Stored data
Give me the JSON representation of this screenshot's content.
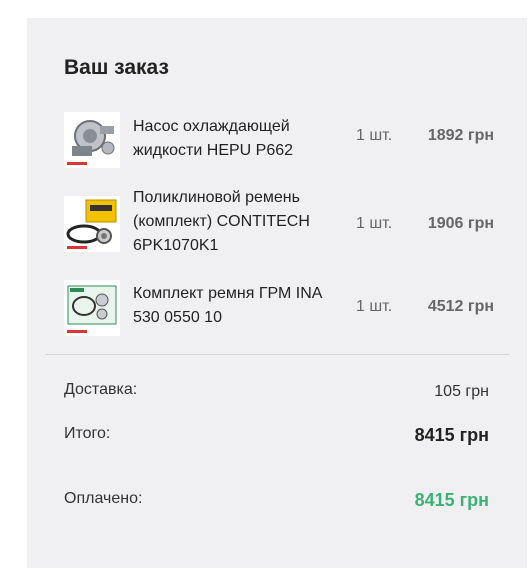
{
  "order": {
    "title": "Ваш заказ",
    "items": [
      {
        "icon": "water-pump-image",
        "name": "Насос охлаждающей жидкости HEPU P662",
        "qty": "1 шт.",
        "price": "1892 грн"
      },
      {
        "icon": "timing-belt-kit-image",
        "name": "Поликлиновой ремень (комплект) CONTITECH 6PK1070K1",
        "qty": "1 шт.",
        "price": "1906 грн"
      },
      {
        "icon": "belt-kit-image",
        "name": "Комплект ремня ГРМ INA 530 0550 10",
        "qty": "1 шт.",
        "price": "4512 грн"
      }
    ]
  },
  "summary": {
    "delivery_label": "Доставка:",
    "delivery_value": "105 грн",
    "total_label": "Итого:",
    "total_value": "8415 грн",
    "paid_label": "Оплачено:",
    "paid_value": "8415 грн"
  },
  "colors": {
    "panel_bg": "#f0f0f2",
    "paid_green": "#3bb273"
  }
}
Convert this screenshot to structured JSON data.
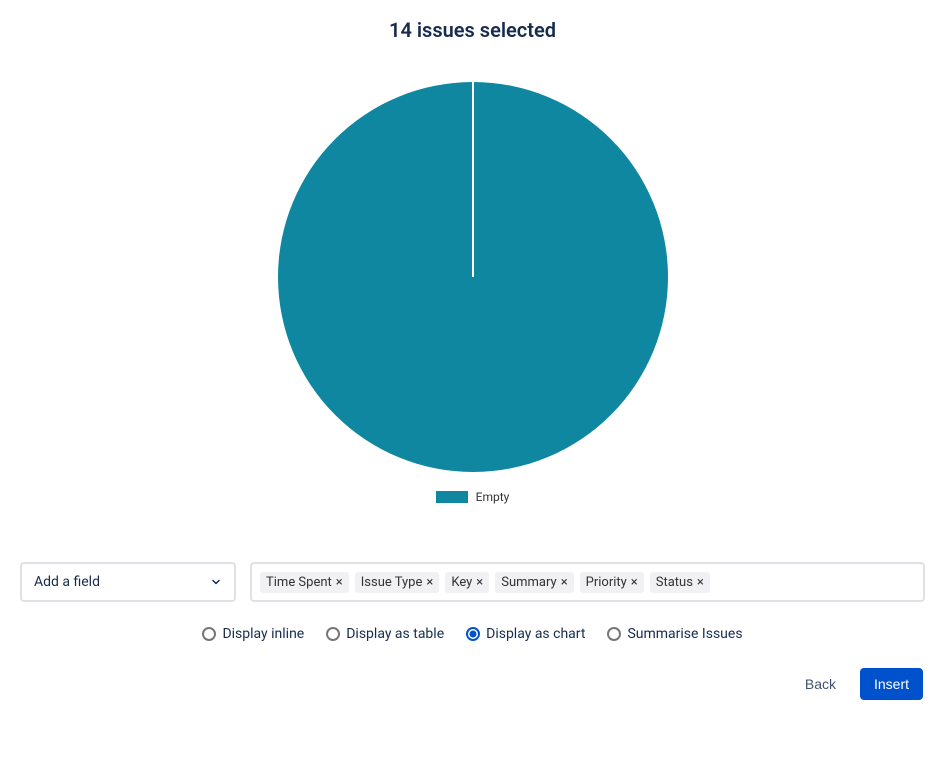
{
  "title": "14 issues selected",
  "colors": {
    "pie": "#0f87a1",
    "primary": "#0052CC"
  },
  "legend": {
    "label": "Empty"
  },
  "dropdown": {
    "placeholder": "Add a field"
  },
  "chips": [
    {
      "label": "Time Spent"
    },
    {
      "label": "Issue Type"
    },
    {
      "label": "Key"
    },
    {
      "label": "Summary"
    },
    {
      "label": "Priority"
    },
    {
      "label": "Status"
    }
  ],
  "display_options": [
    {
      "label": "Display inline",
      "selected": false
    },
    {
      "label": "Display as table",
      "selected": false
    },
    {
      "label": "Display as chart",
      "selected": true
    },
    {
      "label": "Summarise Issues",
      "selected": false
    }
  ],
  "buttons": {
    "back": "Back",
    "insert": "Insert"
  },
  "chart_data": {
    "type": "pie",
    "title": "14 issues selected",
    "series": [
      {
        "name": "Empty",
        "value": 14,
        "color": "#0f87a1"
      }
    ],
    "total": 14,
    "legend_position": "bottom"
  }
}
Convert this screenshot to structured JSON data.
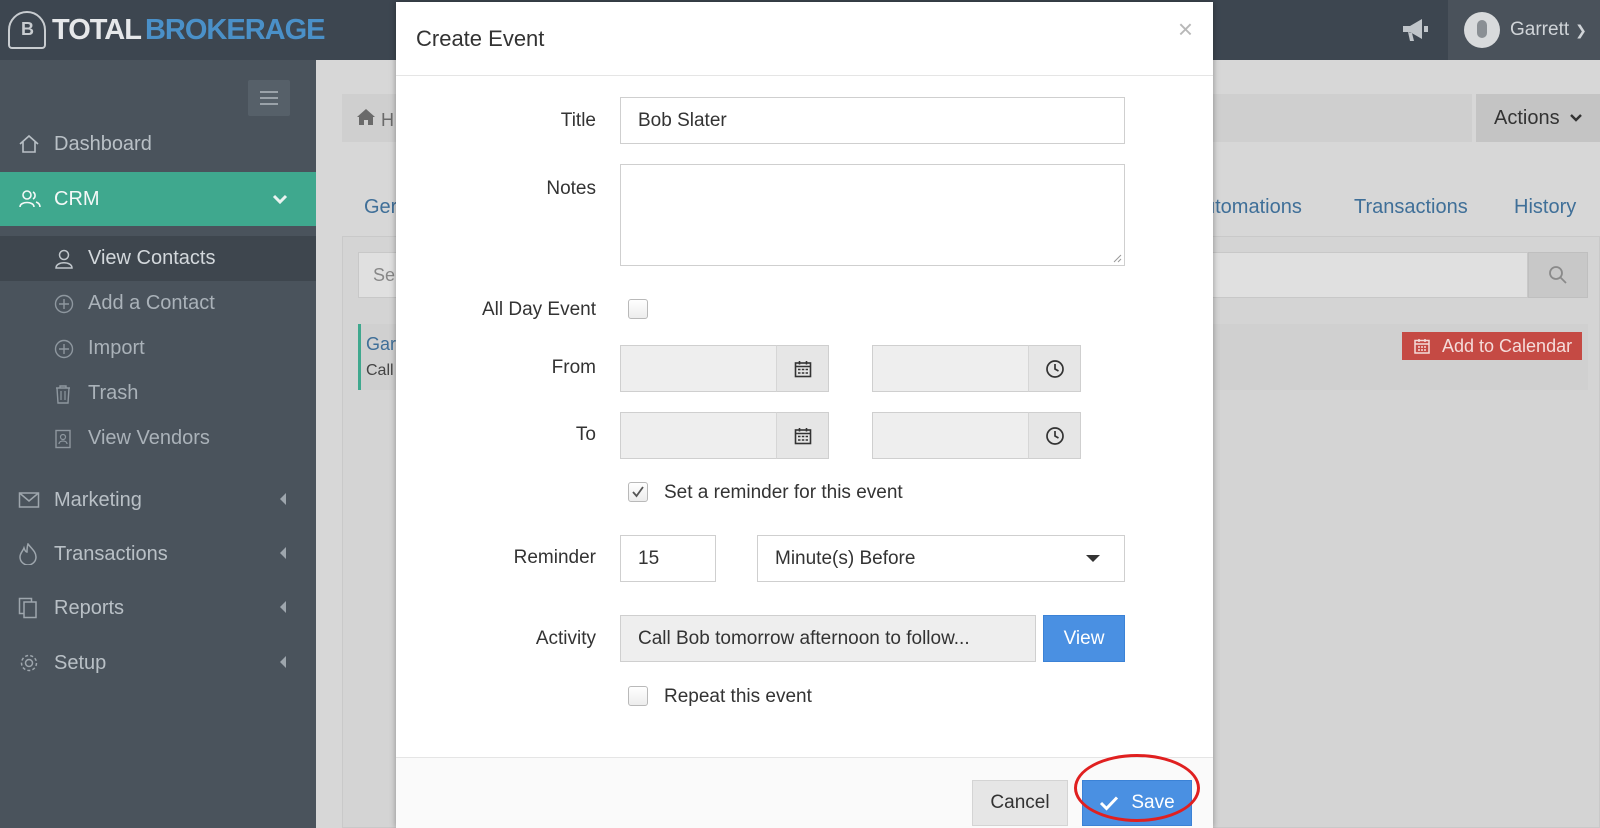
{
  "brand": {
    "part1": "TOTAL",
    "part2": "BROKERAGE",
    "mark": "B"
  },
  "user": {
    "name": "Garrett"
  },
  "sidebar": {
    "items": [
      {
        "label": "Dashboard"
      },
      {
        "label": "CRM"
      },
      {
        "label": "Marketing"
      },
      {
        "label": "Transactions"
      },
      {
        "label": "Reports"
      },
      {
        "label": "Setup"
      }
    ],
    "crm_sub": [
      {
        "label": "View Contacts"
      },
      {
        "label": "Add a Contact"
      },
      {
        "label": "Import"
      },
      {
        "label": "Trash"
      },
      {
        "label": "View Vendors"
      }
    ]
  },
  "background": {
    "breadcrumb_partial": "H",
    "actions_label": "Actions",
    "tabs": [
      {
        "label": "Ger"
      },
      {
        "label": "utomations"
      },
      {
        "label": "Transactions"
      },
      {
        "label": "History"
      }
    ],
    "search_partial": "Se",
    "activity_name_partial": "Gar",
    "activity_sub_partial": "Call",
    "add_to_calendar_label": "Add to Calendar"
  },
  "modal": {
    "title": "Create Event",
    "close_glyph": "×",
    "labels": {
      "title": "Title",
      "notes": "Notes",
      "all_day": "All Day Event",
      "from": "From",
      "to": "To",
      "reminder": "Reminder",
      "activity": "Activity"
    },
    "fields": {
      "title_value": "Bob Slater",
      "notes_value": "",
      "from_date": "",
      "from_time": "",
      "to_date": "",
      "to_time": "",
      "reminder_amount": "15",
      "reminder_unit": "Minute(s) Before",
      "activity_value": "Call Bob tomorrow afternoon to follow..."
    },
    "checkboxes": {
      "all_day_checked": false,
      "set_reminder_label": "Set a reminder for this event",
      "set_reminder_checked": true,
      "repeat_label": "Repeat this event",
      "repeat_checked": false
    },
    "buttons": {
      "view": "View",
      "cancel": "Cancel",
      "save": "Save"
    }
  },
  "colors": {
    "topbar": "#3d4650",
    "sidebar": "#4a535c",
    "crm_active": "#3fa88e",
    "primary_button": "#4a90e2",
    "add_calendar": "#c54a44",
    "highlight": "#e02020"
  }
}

Task statement
Looking at the entries above, state how many lines contain "belt"; give the number alone.

Right answer
2